| Rembrandt Belsazar | MR Online Rembrandt, Belshazzar’s Feast, 1635. Oil on canvas, 66 × 82.4 inches. National Gallery, London.

The critique of value at Belshazzar’s feast: A Review of Anselm Jappe’s The Writing on the Wall

Originally published: The Brooklyn Rail on December 13, 2017 by Andy Battle (more by The Brooklyn Rail)  | (Posted Dec 18, 2017)

In the years since the 2008 economic crisis, renewed interest in Marx and Marxism has begotten interest in heterogeneous varieties that in one way or another violate the framework of the “traditional,” “official,” or “orthodox” Marxism that underpinned the workers’ movement in Europe and state socialism in the countries of the Eastern bloc. One of these, which has gained some purchase among English-speaking Marxists in recent years, is the Wertkritik or “critique of value” school, whose foremost representatives began publishing in the German journal Marxistische Kritik—later renamed Krisis—beginning in the 1980s.

The value-critique writers, the best-known of whom is probably the late Robert Kurz, mounted an uncompromising critique of both capitalism and the one-sided reading of Marx that underpinned the limitation of the workers’ movement to an essentially redistributionist struggle that in no way threatened the basic premises of the capitalist system. Since the 1970s, they believe, that that system has been grinding up against its absolute historical limits—limits given internally by the logic of its basic social categories, including money, the commodity, abstract labor, and especially “value.” In response, the value-critique writers extended the project, initiated by scattered Marxists throughout the twentieth century, to unearth an “esoteric” Marx, whose critique of these basic categories, concentrated in the first three chapters of Capital, Volume I, both embodies and posits a much more radical break with capitalist socialization than the “exoteric” Marx taken up by various revolutionary movements calling themselves Marxist over the course of the twentieth century. By accepting the place of these categories in any conceivable modern society, these movements took as given the basic principles of commodity society and imagined the proletariat as simply a more effective agent of capitalist modernization. In this way, these movements were unable to address what the Wertkritik theorists believe are the more profound crises that are emerging with the quickening deterioration of a society whose overriding tendency is to organize all social relationships on the principles of commodity exchange—the increasing inability of value as measured in abstract labor time to regulate and encompass the growth of the productive forces, the finite ability of the natural world to accommodate the proclivity for abuse inherent in capitalism’s ruthless drive for accumulation, and the psychic devastation wrought by an economic system that pits its subjects mercilessly against one another, robbing them of direct relationships with other human beings and condemning their lives to what value-critique adherent Anselm Jappe calls the “nothingness that underlies a system whose only direct goal is the accumulation of capital.”

Document understanding data
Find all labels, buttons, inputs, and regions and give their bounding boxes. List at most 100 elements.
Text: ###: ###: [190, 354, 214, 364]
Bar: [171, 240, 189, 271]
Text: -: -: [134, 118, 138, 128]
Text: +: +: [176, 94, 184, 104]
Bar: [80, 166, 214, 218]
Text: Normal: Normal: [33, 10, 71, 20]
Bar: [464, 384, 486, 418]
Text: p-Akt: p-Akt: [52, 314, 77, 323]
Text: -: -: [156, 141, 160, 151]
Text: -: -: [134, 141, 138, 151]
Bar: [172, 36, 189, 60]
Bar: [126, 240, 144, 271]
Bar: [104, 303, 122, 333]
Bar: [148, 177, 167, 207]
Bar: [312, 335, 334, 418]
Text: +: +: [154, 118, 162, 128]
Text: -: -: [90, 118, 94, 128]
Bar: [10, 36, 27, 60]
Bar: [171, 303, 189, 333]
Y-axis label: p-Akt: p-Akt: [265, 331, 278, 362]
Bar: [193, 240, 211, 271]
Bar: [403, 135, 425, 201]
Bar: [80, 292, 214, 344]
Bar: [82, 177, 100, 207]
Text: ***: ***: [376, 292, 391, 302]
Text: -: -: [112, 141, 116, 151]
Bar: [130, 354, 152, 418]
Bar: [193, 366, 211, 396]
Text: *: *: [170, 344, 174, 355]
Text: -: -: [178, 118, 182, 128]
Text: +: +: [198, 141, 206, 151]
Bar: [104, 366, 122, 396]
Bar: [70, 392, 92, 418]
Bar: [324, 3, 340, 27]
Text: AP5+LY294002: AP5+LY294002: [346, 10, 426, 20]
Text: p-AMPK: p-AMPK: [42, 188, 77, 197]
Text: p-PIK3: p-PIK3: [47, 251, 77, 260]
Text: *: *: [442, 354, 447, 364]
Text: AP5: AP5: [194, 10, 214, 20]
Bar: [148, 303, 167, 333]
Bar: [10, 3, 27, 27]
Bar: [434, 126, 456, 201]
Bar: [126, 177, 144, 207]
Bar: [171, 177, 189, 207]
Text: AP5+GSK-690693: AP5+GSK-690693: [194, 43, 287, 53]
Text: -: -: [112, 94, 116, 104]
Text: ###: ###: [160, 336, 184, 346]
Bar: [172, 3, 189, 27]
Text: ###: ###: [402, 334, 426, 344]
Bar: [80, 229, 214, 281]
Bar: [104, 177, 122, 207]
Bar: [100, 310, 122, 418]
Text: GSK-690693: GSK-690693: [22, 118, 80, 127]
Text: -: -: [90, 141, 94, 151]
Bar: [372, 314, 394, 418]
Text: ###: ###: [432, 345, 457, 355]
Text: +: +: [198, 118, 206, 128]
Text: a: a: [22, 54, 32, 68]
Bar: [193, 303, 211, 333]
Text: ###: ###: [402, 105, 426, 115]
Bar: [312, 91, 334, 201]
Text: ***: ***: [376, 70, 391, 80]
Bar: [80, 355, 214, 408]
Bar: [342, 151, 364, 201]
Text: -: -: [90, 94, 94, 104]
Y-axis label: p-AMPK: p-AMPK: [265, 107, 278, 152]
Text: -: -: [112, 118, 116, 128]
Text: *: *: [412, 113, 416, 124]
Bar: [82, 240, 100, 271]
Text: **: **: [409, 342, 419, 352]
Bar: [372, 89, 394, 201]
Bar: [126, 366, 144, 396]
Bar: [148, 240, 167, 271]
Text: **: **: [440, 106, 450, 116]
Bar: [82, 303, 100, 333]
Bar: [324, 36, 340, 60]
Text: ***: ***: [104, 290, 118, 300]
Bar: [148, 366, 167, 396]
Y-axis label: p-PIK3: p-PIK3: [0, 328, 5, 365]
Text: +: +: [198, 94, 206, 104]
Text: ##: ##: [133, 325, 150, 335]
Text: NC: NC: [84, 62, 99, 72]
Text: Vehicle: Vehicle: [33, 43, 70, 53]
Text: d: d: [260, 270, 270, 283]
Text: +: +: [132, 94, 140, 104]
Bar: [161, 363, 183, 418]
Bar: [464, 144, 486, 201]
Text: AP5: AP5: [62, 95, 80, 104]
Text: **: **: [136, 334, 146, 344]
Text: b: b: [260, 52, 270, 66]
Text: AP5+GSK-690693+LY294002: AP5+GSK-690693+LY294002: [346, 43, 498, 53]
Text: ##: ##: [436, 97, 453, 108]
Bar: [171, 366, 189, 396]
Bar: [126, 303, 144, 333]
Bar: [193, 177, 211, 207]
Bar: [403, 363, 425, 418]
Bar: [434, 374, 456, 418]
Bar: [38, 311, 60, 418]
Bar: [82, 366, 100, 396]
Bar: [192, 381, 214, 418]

▶ [TASKS TO CARRY OUT]
A - According to the review, in which journal did the foremost representatives of the critique of value school begin publishing?
B - Please list every basic social category that the review says sets the capitalist system's internal limits.

▶ [EXERCISE RESULTS]
A - The German journal Marxistische Kritik, later renamed Krisis.

B - Money, the commodity, abstract labor, and value.